_Listed records_
====================

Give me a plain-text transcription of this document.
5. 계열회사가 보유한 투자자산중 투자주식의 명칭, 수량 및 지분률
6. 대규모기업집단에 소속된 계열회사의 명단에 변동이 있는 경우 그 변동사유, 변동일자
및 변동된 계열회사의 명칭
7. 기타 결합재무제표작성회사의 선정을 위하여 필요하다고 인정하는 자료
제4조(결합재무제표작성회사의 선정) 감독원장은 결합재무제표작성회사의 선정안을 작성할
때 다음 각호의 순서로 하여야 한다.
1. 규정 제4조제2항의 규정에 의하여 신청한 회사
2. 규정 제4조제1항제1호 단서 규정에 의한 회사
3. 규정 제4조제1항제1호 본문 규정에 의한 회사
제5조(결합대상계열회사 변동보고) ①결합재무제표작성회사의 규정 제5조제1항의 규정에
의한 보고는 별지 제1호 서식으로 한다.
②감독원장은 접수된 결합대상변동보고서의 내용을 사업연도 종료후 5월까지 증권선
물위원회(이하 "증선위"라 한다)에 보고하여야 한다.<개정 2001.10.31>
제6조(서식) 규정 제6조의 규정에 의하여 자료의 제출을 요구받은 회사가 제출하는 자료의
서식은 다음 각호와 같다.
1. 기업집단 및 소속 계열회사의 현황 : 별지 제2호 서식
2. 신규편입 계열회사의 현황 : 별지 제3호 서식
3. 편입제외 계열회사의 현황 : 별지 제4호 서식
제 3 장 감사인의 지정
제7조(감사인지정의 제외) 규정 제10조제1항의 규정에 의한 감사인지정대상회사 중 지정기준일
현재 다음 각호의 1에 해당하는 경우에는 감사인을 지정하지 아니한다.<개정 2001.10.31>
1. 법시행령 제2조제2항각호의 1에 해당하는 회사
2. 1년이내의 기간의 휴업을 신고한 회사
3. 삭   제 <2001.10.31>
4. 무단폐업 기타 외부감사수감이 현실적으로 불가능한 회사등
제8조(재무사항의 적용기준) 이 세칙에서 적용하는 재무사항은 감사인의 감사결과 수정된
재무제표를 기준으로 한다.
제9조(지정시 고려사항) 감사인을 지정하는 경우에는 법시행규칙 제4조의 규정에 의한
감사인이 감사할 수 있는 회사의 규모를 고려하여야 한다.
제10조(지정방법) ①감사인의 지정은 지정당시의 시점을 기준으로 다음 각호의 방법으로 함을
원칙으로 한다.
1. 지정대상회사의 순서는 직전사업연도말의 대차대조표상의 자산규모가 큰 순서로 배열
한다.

====================

_What you will do_
Pull out each record as written and restate it exactly.

_Answer to this problem_
Give me a plain-text transcription of this document.
5. 계열회사가 보유한 투자자산중 투자주식의 명칭, 수량 및 지분률
6. 대규모기업집단에 소속된 계열회사의 명단에 변동이 있는 경우 그 변동사유, 변동일자
및 변동된 계열회사의 명칭
7. 기타 결합재무제표작성회사의 선정을 위하여 필요하다고 인정하는 자료
제4조(결합재무제표작성회사의 선정) 감독원장은 결합재무제표작성회사의 선정안을 작성할
때 다음 각호의 순서로 하여야 한다.
1. 규정 제4조제2항의 규정에 의하여 신청한 회사
2. 규정 제4조제1항제1호 단서 규정에 의한 회사
3. 규정 제4조제1항제1호 본문 규정에 의한 회사
제5조(결합대상계열회사 변동보고) ①결합재무제표작성회사의 규정 제5조제1항의 규정에
의한 보고는 별지 제1호 서식으로 한다.
②감독원장은 접수된 결합대상변동보고서의 내용을 사업연도 종료후 5월까지 증권선
물위원회(이하 "증선위"라 한다)에 보고하여야 한다.<개정 2001.10.31>
제6조(서식) 규정 제6조의 규정에 의하여 자료의 제출을 요구받은 회사가 제출하는 자료의
서식은 다음 각호와 같다.
1. 기업집단 및 소속 계열회사의 현황 : 별지 제2호 서식
2. 신규편입 계열회사의 현황 : 별지 제3호 서식
3. 편입제외 계열회사의 현황 : 별지 제4호 서식
제 3 장 감사인의 지정
제7조(감사인지정의 제외) 규정 제10조제1항의 규정에 의한 감사인지정대상회사 중 지정기준일
현재 다음 각호의 1에 해당하는 경우에는 감사인을 지정하지 아니한다.<개정 2001.10.31>
1. 법시행령 제2조제2항각호의 1에 해당하는 회사
2. 1년이내의 기간의 휴업을 신고한 회사
3. 삭   제 <2001.10.31>
4. 무단폐업 기타 외부감사수감이 현실적으로 불가능한 회사등
제8조(재무사항의 적용기준) 이 세칙에서 적용하는 재무사항은 감사인의 감사결과 수정된
재무제표를 기준으로 한다.
제9조(지정시 고려사항) 감사인을 지정하는 경우에는 법시행규칙 제4조의 규정에 의한
감사인이 감사할 수 있는 회사의 규모를 고려하여야 한다.
제10조(지정방법) ①감사인의 지정은 지정당시의 시점을 기준으로 다음 각호의 방법으로 함을
원칙으로 한다.
1. 지정대상회사의 순서는 직전사업연도말의 대차대조표상의 자산규모가 큰 순서로 배열
한다.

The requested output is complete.